**Task**
Set the listing down again exactly, please, apart from its pictures.
+===+
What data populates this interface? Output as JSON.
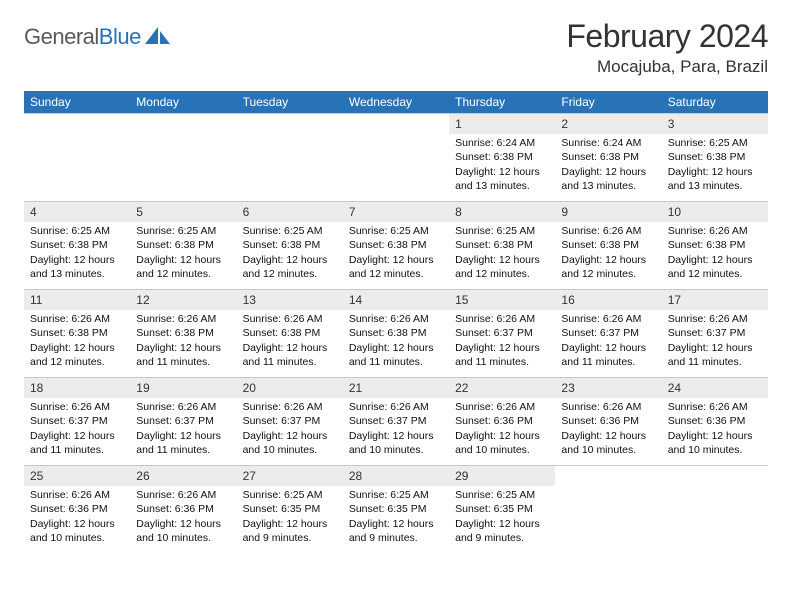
{
  "logo": {
    "text_gray": "General",
    "text_blue": "Blue",
    "icon_fill": "#2873b8"
  },
  "title": "February 2024",
  "location": "Mocajuba, Para, Brazil",
  "colors": {
    "header_bg": "#2873b8",
    "header_text": "#ffffff",
    "daynum_bg": "#ececec",
    "border": "#c8c8c8",
    "text": "#111111"
  },
  "day_headers": [
    "Sunday",
    "Monday",
    "Tuesday",
    "Wednesday",
    "Thursday",
    "Friday",
    "Saturday"
  ],
  "weeks": [
    [
      {
        "n": "",
        "sr": "",
        "ss": "",
        "dl": ""
      },
      {
        "n": "",
        "sr": "",
        "ss": "",
        "dl": ""
      },
      {
        "n": "",
        "sr": "",
        "ss": "",
        "dl": ""
      },
      {
        "n": "",
        "sr": "",
        "ss": "",
        "dl": ""
      },
      {
        "n": "1",
        "sr": "Sunrise: 6:24 AM",
        "ss": "Sunset: 6:38 PM",
        "dl": "Daylight: 12 hours and 13 minutes."
      },
      {
        "n": "2",
        "sr": "Sunrise: 6:24 AM",
        "ss": "Sunset: 6:38 PM",
        "dl": "Daylight: 12 hours and 13 minutes."
      },
      {
        "n": "3",
        "sr": "Sunrise: 6:25 AM",
        "ss": "Sunset: 6:38 PM",
        "dl": "Daylight: 12 hours and 13 minutes."
      }
    ],
    [
      {
        "n": "4",
        "sr": "Sunrise: 6:25 AM",
        "ss": "Sunset: 6:38 PM",
        "dl": "Daylight: 12 hours and 13 minutes."
      },
      {
        "n": "5",
        "sr": "Sunrise: 6:25 AM",
        "ss": "Sunset: 6:38 PM",
        "dl": "Daylight: 12 hours and 12 minutes."
      },
      {
        "n": "6",
        "sr": "Sunrise: 6:25 AM",
        "ss": "Sunset: 6:38 PM",
        "dl": "Daylight: 12 hours and 12 minutes."
      },
      {
        "n": "7",
        "sr": "Sunrise: 6:25 AM",
        "ss": "Sunset: 6:38 PM",
        "dl": "Daylight: 12 hours and 12 minutes."
      },
      {
        "n": "8",
        "sr": "Sunrise: 6:25 AM",
        "ss": "Sunset: 6:38 PM",
        "dl": "Daylight: 12 hours and 12 minutes."
      },
      {
        "n": "9",
        "sr": "Sunrise: 6:26 AM",
        "ss": "Sunset: 6:38 PM",
        "dl": "Daylight: 12 hours and 12 minutes."
      },
      {
        "n": "10",
        "sr": "Sunrise: 6:26 AM",
        "ss": "Sunset: 6:38 PM",
        "dl": "Daylight: 12 hours and 12 minutes."
      }
    ],
    [
      {
        "n": "11",
        "sr": "Sunrise: 6:26 AM",
        "ss": "Sunset: 6:38 PM",
        "dl": "Daylight: 12 hours and 12 minutes."
      },
      {
        "n": "12",
        "sr": "Sunrise: 6:26 AM",
        "ss": "Sunset: 6:38 PM",
        "dl": "Daylight: 12 hours and 11 minutes."
      },
      {
        "n": "13",
        "sr": "Sunrise: 6:26 AM",
        "ss": "Sunset: 6:38 PM",
        "dl": "Daylight: 12 hours and 11 minutes."
      },
      {
        "n": "14",
        "sr": "Sunrise: 6:26 AM",
        "ss": "Sunset: 6:38 PM",
        "dl": "Daylight: 12 hours and 11 minutes."
      },
      {
        "n": "15",
        "sr": "Sunrise: 6:26 AM",
        "ss": "Sunset: 6:37 PM",
        "dl": "Daylight: 12 hours and 11 minutes."
      },
      {
        "n": "16",
        "sr": "Sunrise: 6:26 AM",
        "ss": "Sunset: 6:37 PM",
        "dl": "Daylight: 12 hours and 11 minutes."
      },
      {
        "n": "17",
        "sr": "Sunrise: 6:26 AM",
        "ss": "Sunset: 6:37 PM",
        "dl": "Daylight: 12 hours and 11 minutes."
      }
    ],
    [
      {
        "n": "18",
        "sr": "Sunrise: 6:26 AM",
        "ss": "Sunset: 6:37 PM",
        "dl": "Daylight: 12 hours and 11 minutes."
      },
      {
        "n": "19",
        "sr": "Sunrise: 6:26 AM",
        "ss": "Sunset: 6:37 PM",
        "dl": "Daylight: 12 hours and 11 minutes."
      },
      {
        "n": "20",
        "sr": "Sunrise: 6:26 AM",
        "ss": "Sunset: 6:37 PM",
        "dl": "Daylight: 12 hours and 10 minutes."
      },
      {
        "n": "21",
        "sr": "Sunrise: 6:26 AM",
        "ss": "Sunset: 6:37 PM",
        "dl": "Daylight: 12 hours and 10 minutes."
      },
      {
        "n": "22",
        "sr": "Sunrise: 6:26 AM",
        "ss": "Sunset: 6:36 PM",
        "dl": "Daylight: 12 hours and 10 minutes."
      },
      {
        "n": "23",
        "sr": "Sunrise: 6:26 AM",
        "ss": "Sunset: 6:36 PM",
        "dl": "Daylight: 12 hours and 10 minutes."
      },
      {
        "n": "24",
        "sr": "Sunrise: 6:26 AM",
        "ss": "Sunset: 6:36 PM",
        "dl": "Daylight: 12 hours and 10 minutes."
      }
    ],
    [
      {
        "n": "25",
        "sr": "Sunrise: 6:26 AM",
        "ss": "Sunset: 6:36 PM",
        "dl": "Daylight: 12 hours and 10 minutes."
      },
      {
        "n": "26",
        "sr": "Sunrise: 6:26 AM",
        "ss": "Sunset: 6:36 PM",
        "dl": "Daylight: 12 hours and 10 minutes."
      },
      {
        "n": "27",
        "sr": "Sunrise: 6:25 AM",
        "ss": "Sunset: 6:35 PM",
        "dl": "Daylight: 12 hours and 9 minutes."
      },
      {
        "n": "28",
        "sr": "Sunrise: 6:25 AM",
        "ss": "Sunset: 6:35 PM",
        "dl": "Daylight: 12 hours and 9 minutes."
      },
      {
        "n": "29",
        "sr": "Sunrise: 6:25 AM",
        "ss": "Sunset: 6:35 PM",
        "dl": "Daylight: 12 hours and 9 minutes."
      },
      {
        "n": "",
        "sr": "",
        "ss": "",
        "dl": ""
      },
      {
        "n": "",
        "sr": "",
        "ss": "",
        "dl": ""
      }
    ]
  ]
}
+===+
**Written response**
What data populates this interface? Output as JSON.
{
  "logo": {
    "text_gray": "General",
    "text_blue": "Blue",
    "icon_fill": "#2873b8"
  },
  "title": "February 2024",
  "location": "Mocajuba, Para, Brazil",
  "colors": {
    "header_bg": "#2873b8",
    "header_text": "#ffffff",
    "daynum_bg": "#ececec",
    "border": "#c8c8c8",
    "text": "#111111"
  },
  "day_headers": [
    "Sunday",
    "Monday",
    "Tuesday",
    "Wednesday",
    "Thursday",
    "Friday",
    "Saturday"
  ],
  "weeks": [
    [
      {
        "n": "",
        "sr": "",
        "ss": "",
        "dl": ""
      },
      {
        "n": "",
        "sr": "",
        "ss": "",
        "dl": ""
      },
      {
        "n": "",
        "sr": "",
        "ss": "",
        "dl": ""
      },
      {
        "n": "",
        "sr": "",
        "ss": "",
        "dl": ""
      },
      {
        "n": "1",
        "sr": "Sunrise: 6:24 AM",
        "ss": "Sunset: 6:38 PM",
        "dl": "Daylight: 12 hours and 13 minutes."
      },
      {
        "n": "2",
        "sr": "Sunrise: 6:24 AM",
        "ss": "Sunset: 6:38 PM",
        "dl": "Daylight: 12 hours and 13 minutes."
      },
      {
        "n": "3",
        "sr": "Sunrise: 6:25 AM",
        "ss": "Sunset: 6:38 PM",
        "dl": "Daylight: 12 hours and 13 minutes."
      }
    ],
    [
      {
        "n": "4",
        "sr": "Sunrise: 6:25 AM",
        "ss": "Sunset: 6:38 PM",
        "dl": "Daylight: 12 hours and 13 minutes."
      },
      {
        "n": "5",
        "sr": "Sunrise: 6:25 AM",
        "ss": "Sunset: 6:38 PM",
        "dl": "Daylight: 12 hours and 12 minutes."
      },
      {
        "n": "6",
        "sr": "Sunrise: 6:25 AM",
        "ss": "Sunset: 6:38 PM",
        "dl": "Daylight: 12 hours and 12 minutes."
      },
      {
        "n": "7",
        "sr": "Sunrise: 6:25 AM",
        "ss": "Sunset: 6:38 PM",
        "dl": "Daylight: 12 hours and 12 minutes."
      },
      {
        "n": "8",
        "sr": "Sunrise: 6:25 AM",
        "ss": "Sunset: 6:38 PM",
        "dl": "Daylight: 12 hours and 12 minutes."
      },
      {
        "n": "9",
        "sr": "Sunrise: 6:26 AM",
        "ss": "Sunset: 6:38 PM",
        "dl": "Daylight: 12 hours and 12 minutes."
      },
      {
        "n": "10",
        "sr": "Sunrise: 6:26 AM",
        "ss": "Sunset: 6:38 PM",
        "dl": "Daylight: 12 hours and 12 minutes."
      }
    ],
    [
      {
        "n": "11",
        "sr": "Sunrise: 6:26 AM",
        "ss": "Sunset: 6:38 PM",
        "dl": "Daylight: 12 hours and 12 minutes."
      },
      {
        "n": "12",
        "sr": "Sunrise: 6:26 AM",
        "ss": "Sunset: 6:38 PM",
        "dl": "Daylight: 12 hours and 11 minutes."
      },
      {
        "n": "13",
        "sr": "Sunrise: 6:26 AM",
        "ss": "Sunset: 6:38 PM",
        "dl": "Daylight: 12 hours and 11 minutes."
      },
      {
        "n": "14",
        "sr": "Sunrise: 6:26 AM",
        "ss": "Sunset: 6:38 PM",
        "dl": "Daylight: 12 hours and 11 minutes."
      },
      {
        "n": "15",
        "sr": "Sunrise: 6:26 AM",
        "ss": "Sunset: 6:37 PM",
        "dl": "Daylight: 12 hours and 11 minutes."
      },
      {
        "n": "16",
        "sr": "Sunrise: 6:26 AM",
        "ss": "Sunset: 6:37 PM",
        "dl": "Daylight: 12 hours and 11 minutes."
      },
      {
        "n": "17",
        "sr": "Sunrise: 6:26 AM",
        "ss": "Sunset: 6:37 PM",
        "dl": "Daylight: 12 hours and 11 minutes."
      }
    ],
    [
      {
        "n": "18",
        "sr": "Sunrise: 6:26 AM",
        "ss": "Sunset: 6:37 PM",
        "dl": "Daylight: 12 hours and 11 minutes."
      },
      {
        "n": "19",
        "sr": "Sunrise: 6:26 AM",
        "ss": "Sunset: 6:37 PM",
        "dl": "Daylight: 12 hours and 11 minutes."
      },
      {
        "n": "20",
        "sr": "Sunrise: 6:26 AM",
        "ss": "Sunset: 6:37 PM",
        "dl": "Daylight: 12 hours and 10 minutes."
      },
      {
        "n": "21",
        "sr": "Sunrise: 6:26 AM",
        "ss": "Sunset: 6:37 PM",
        "dl": "Daylight: 12 hours and 10 minutes."
      },
      {
        "n": "22",
        "sr": "Sunrise: 6:26 AM",
        "ss": "Sunset: 6:36 PM",
        "dl": "Daylight: 12 hours and 10 minutes."
      },
      {
        "n": "23",
        "sr": "Sunrise: 6:26 AM",
        "ss": "Sunset: 6:36 PM",
        "dl": "Daylight: 12 hours and 10 minutes."
      },
      {
        "n": "24",
        "sr": "Sunrise: 6:26 AM",
        "ss": "Sunset: 6:36 PM",
        "dl": "Daylight: 12 hours and 10 minutes."
      }
    ],
    [
      {
        "n": "25",
        "sr": "Sunrise: 6:26 AM",
        "ss": "Sunset: 6:36 PM",
        "dl": "Daylight: 12 hours and 10 minutes."
      },
      {
        "n": "26",
        "sr": "Sunrise: 6:26 AM",
        "ss": "Sunset: 6:36 PM",
        "dl": "Daylight: 12 hours and 10 minutes."
      },
      {
        "n": "27",
        "sr": "Sunrise: 6:25 AM",
        "ss": "Sunset: 6:35 PM",
        "dl": "Daylight: 12 hours and 9 minutes."
      },
      {
        "n": "28",
        "sr": "Sunrise: 6:25 AM",
        "ss": "Sunset: 6:35 PM",
        "dl": "Daylight: 12 hours and 9 minutes."
      },
      {
        "n": "29",
        "sr": "Sunrise: 6:25 AM",
        "ss": "Sunset: 6:35 PM",
        "dl": "Daylight: 12 hours and 9 minutes."
      },
      {
        "n": "",
        "sr": "",
        "ss": "",
        "dl": ""
      },
      {
        "n": "",
        "sr": "",
        "ss": "",
        "dl": ""
      }
    ]
  ]
}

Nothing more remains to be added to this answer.